___ Material provided ___

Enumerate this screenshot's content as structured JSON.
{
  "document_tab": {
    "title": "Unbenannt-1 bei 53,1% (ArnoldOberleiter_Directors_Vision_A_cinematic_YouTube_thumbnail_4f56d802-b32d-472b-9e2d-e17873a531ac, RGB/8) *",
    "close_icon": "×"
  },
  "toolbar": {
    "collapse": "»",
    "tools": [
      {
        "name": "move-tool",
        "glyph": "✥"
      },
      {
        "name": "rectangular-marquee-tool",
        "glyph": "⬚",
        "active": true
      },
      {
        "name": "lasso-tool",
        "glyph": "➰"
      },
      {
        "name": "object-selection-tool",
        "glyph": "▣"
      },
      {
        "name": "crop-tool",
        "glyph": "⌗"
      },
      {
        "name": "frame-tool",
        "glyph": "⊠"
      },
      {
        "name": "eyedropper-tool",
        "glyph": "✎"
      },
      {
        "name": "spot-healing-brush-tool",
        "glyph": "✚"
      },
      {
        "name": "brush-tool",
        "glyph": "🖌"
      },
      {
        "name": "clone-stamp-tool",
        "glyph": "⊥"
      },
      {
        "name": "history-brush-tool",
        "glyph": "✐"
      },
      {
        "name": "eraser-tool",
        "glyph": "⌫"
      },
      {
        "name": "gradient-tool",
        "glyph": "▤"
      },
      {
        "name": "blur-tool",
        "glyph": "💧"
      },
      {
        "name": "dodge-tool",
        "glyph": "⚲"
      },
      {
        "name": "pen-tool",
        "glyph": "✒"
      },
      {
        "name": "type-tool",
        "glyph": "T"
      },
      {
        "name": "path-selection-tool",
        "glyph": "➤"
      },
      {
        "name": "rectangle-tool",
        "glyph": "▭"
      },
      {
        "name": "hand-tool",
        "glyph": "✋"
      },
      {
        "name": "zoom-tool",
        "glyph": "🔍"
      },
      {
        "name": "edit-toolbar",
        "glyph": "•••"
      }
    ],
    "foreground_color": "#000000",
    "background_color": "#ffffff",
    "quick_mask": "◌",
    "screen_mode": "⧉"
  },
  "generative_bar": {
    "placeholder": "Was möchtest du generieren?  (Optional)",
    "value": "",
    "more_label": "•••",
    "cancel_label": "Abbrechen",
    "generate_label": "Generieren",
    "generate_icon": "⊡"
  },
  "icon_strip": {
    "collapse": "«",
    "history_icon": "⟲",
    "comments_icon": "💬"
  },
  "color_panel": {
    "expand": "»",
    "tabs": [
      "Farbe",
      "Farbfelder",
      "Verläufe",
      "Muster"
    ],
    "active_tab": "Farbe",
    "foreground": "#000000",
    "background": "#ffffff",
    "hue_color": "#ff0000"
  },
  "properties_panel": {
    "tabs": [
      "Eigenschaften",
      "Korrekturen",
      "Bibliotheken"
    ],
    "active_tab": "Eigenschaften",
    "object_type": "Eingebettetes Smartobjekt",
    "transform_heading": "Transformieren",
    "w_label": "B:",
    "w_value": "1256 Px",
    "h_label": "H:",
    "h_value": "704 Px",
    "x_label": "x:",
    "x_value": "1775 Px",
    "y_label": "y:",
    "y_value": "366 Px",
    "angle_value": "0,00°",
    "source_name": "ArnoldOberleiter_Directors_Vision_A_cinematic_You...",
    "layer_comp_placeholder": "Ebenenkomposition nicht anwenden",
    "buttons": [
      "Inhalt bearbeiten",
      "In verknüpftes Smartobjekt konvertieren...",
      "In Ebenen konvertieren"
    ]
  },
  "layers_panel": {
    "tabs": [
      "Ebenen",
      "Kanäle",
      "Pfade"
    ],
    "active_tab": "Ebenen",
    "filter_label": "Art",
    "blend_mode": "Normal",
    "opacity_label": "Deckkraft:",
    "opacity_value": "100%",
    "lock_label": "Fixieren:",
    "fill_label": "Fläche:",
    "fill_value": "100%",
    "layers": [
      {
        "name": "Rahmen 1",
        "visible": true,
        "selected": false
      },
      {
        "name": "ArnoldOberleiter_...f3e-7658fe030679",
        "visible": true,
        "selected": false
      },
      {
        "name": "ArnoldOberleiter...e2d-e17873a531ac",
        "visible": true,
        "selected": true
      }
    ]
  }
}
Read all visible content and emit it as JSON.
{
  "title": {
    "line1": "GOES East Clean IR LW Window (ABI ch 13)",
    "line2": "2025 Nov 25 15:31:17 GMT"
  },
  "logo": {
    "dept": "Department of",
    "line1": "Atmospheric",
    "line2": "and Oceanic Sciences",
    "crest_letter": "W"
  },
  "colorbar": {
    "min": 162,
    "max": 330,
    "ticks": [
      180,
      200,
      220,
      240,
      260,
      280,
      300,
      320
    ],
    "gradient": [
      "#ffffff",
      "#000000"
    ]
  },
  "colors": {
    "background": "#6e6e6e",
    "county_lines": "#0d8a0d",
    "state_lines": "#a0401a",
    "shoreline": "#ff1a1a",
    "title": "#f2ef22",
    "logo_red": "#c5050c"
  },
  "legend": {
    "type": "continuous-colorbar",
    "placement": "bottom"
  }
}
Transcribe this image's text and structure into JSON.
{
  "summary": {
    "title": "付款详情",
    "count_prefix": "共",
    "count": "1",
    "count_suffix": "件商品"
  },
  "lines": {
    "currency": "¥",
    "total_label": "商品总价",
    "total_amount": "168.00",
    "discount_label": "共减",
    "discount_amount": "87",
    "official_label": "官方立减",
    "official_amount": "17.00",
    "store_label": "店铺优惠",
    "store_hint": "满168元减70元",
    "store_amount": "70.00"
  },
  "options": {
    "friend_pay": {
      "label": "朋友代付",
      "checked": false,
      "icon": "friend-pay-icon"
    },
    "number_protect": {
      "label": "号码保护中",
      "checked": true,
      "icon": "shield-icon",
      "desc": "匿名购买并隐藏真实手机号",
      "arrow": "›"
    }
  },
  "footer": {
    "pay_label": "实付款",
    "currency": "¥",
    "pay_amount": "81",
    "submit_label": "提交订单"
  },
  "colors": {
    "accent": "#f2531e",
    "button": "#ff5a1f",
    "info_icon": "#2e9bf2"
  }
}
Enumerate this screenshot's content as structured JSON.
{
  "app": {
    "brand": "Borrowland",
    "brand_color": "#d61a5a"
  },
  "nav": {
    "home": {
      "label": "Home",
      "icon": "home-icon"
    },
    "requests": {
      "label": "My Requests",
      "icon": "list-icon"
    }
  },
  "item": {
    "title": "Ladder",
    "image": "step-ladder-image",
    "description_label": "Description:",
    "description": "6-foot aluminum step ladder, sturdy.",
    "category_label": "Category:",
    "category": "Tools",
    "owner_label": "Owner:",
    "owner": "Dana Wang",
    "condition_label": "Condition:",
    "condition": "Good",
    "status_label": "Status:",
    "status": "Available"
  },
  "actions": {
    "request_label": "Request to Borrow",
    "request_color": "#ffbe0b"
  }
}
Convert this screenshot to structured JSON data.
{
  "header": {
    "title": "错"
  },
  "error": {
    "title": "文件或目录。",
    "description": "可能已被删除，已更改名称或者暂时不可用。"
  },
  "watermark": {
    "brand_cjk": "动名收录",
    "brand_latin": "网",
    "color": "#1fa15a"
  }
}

___

Aim of the exercise >>
All of the records must be repeated exactly.

Exercise solution >>
Enumerate this screenshot's content as structured JSON.
{
  "document_tab": {
    "title": "Unbenannt-1 bei 53,1% (ArnoldOberleiter_Directors_Vision_A_cinematic_YouTube_thumbnail_4f56d802-b32d-472b-9e2d-e17873a531ac, RGB/8) *",
    "close_icon": "×"
  },
  "toolbar": {
    "collapse": "»",
    "tools": [
      {
        "name": "move-tool",
        "glyph": "✥"
      },
      {
        "name": "rectangular-marquee-tool",
        "glyph": "⬚",
        "active": true
      },
      {
        "name": "lasso-tool",
        "glyph": "➰"
      },
      {
        "name": "object-selection-tool",
        "glyph": "▣"
      },
      {
        "name": "crop-tool",
        "glyph": "⌗"
      },
      {
        "name": "frame-tool",
        "glyph": "⊠"
      },
      {
        "name": "eyedropper-tool",
        "glyph": "✎"
      },
      {
        "name": "spot-healing-brush-tool",
        "glyph": "✚"
      },
      {
        "name": "brush-tool",
        "glyph": "🖌"
      },
      {
        "name": "clone-stamp-tool",
        "glyph": "⊥"
      },
      {
        "name": "history-brush-tool",
        "glyph": "✐"
      },
      {
        "name": "eraser-tool",
        "glyph": "⌫"
      },
      {
        "name": "gradient-tool",
        "glyph": "▤"
      },
      {
        "name": "blur-tool",
        "glyph": "💧"
      },
      {
        "name": "dodge-tool",
        "glyph": "⚲"
      },
      {
        "name": "pen-tool",
        "glyph": "✒"
      },
      {
        "name": "type-tool",
        "glyph": "T"
      },
      {
        "name": "path-selection-tool",
        "glyph": "➤"
      },
      {
        "name": "rectangle-tool",
        "glyph": "▭"
      },
      {
        "name": "hand-tool",
        "glyph": "✋"
      },
      {
        "name": "zoom-tool",
        "glyph": "🔍"
      },
      {
        "name": "edit-toolbar",
        "glyph": "•••"
      }
    ],
    "foreground_color": "#000000",
    "background_color": "#ffffff",
    "quick_mask": "◌",
    "screen_mode": "⧉"
  },
  "generative_bar": {
    "placeholder": "Was möchtest du generieren?  (Optional)",
    "value": "",
    "more_label": "•••",
    "cancel_label": "Abbrechen",
    "generate_label": "Generieren",
    "generate_icon": "⊡"
  },
  "icon_strip": {
    "collapse": "«",
    "history_icon": "⟲",
    "comments_icon": "💬"
  },
  "color_panel": {
    "expand": "»",
    "tabs": [
      "Farbe",
      "Farbfelder",
      "Verläufe",
      "Muster"
    ],
    "active_tab": "Farbe",
    "foreground": "#000000",
    "background": "#ffffff",
    "hue_color": "#ff0000"
  },
  "properties_panel": {
    "tabs": [
      "Eigenschaften",
      "Korrekturen",
      "Bibliotheken"
    ],
    "active_tab": "Eigenschaften",
    "object_type": "Eingebettetes Smartobjekt",
    "transform_heading": "Transformieren",
    "w_label": "B:",
    "w_value": "1256 Px",
    "h_label": "H:",
    "h_value": "704 Px",
    "x_label": "x:",
    "x_value": "1775 Px",
    "y_label": "y:",
    "y_value": "366 Px",
    "angle_value": "0,00°",
    "source_name": "ArnoldOberleiter_Directors_Vision_A_cinematic_You...",
    "layer_comp_placeholder": "Ebenenkomposition nicht anwenden",
    "buttons": [
      "Inhalt bearbeiten",
      "In verknüpftes Smartobjekt konvertieren...",
      "In Ebenen konvertieren"
    ]
  },
  "layers_panel": {
    "tabs": [
      "Ebenen",
      "Kanäle",
      "Pfade"
    ],
    "active_tab": "Ebenen",
    "filter_label": "Art",
    "blend_mode": "Normal",
    "opacity_label": "Deckkraft:",
    "opacity_value": "100%",
    "lock_label": "Fixieren:",
    "fill_label": "Fläche:",
    "fill_value": "100%",
    "layers": [
      {
        "name": "Rahmen 1",
        "visible": true,
        "selected": false
      },
      {
        "name": "ArnoldOberleiter_...f3e-7658fe030679",
        "visible": true,
        "selected": false
      },
      {
        "name": "ArnoldOberleiter...e2d-e17873a531ac",
        "visible": true,
        "selected": true
      }
    ]
  }
}
Read all visible content and emit it as JSON.
{
  "title": {
    "line1": "GOES East Clean IR LW Window (ABI ch 13)",
    "line2": "2025 Nov 25 15:31:17 GMT"
  },
  "logo": {
    "dept": "Department of",
    "line1": "Atmospheric",
    "line2": "and Oceanic Sciences",
    "crest_letter": "W"
  },
  "colorbar": {
    "min": 162,
    "max": 330,
    "ticks": [
      180,
      200,
      220,
      240,
      260,
      280,
      300,
      320
    ],
    "gradient": [
      "#ffffff",
      "#000000"
    ]
  },
  "colors": {
    "background": "#6e6e6e",
    "county_lines": "#0d8a0d",
    "state_lines": "#a0401a",
    "shoreline": "#ff1a1a",
    "title": "#f2ef22",
    "logo_red": "#c5050c"
  },
  "legend": {
    "type": "continuous-colorbar",
    "placement": "bottom"
  }
}
Transcribe this image's text and structure into JSON.
{
  "summary": {
    "title": "付款详情",
    "count_prefix": "共",
    "count": "1",
    "count_suffix": "件商品"
  },
  "lines": {
    "currency": "¥",
    "total_label": "商品总价",
    "total_amount": "168.00",
    "discount_label": "共减",
    "discount_amount": "87",
    "official_label": "官方立减",
    "official_amount": "17.00",
    "store_label": "店铺优惠",
    "store_hint": "满168元减70元",
    "store_amount": "70.00"
  },
  "options": {
    "friend_pay": {
      "label": "朋友代付",
      "checked": false,
      "icon": "friend-pay-icon"
    },
    "number_protect": {
      "label": "号码保护中",
      "checked": true,
      "icon": "shield-icon",
      "desc": "匿名购买并隐藏真实手机号",
      "arrow": "›"
    }
  },
  "footer": {
    "pay_label": "实付款",
    "currency": "¥",
    "pay_amount": "81",
    "submit_label": "提交订单"
  },
  "colors": {
    "accent": "#f2531e",
    "button": "#ff5a1f",
    "info_icon": "#2e9bf2"
  }
}
Enumerate this screenshot's content as structured JSON.
{
  "app": {
    "brand": "Borrowland",
    "brand_color": "#d61a5a"
  },
  "nav": {
    "home": {
      "label": "Home",
      "icon": "home-icon"
    },
    "requests": {
      "label": "My Requests",
      "icon": "list-icon"
    }
  },
  "item": {
    "title": "Ladder",
    "image": "step-ladder-image",
    "description_label": "Description:",
    "description": "6-foot aluminum step ladder, sturdy.",
    "category_label": "Category:",
    "category": "Tools",
    "owner_label": "Owner:",
    "owner": "Dana Wang",
    "condition_label": "Condition:",
    "condition": "Good",
    "status_label": "Status:",
    "status": "Available"
  },
  "actions": {
    "request_label": "Request to Borrow",
    "request_color": "#ffbe0b"
  }
}
Convert this screenshot to structured JSON data.
{
  "header": {
    "title": "错"
  },
  "error": {
    "title": "文件或目录。",
    "description": "可能已被删除，已更改名称或者暂时不可用。"
  },
  "watermark": {
    "brand_cjk": "动名收录",
    "brand_latin": "网",
    "color": "#1fa15a"
  }
}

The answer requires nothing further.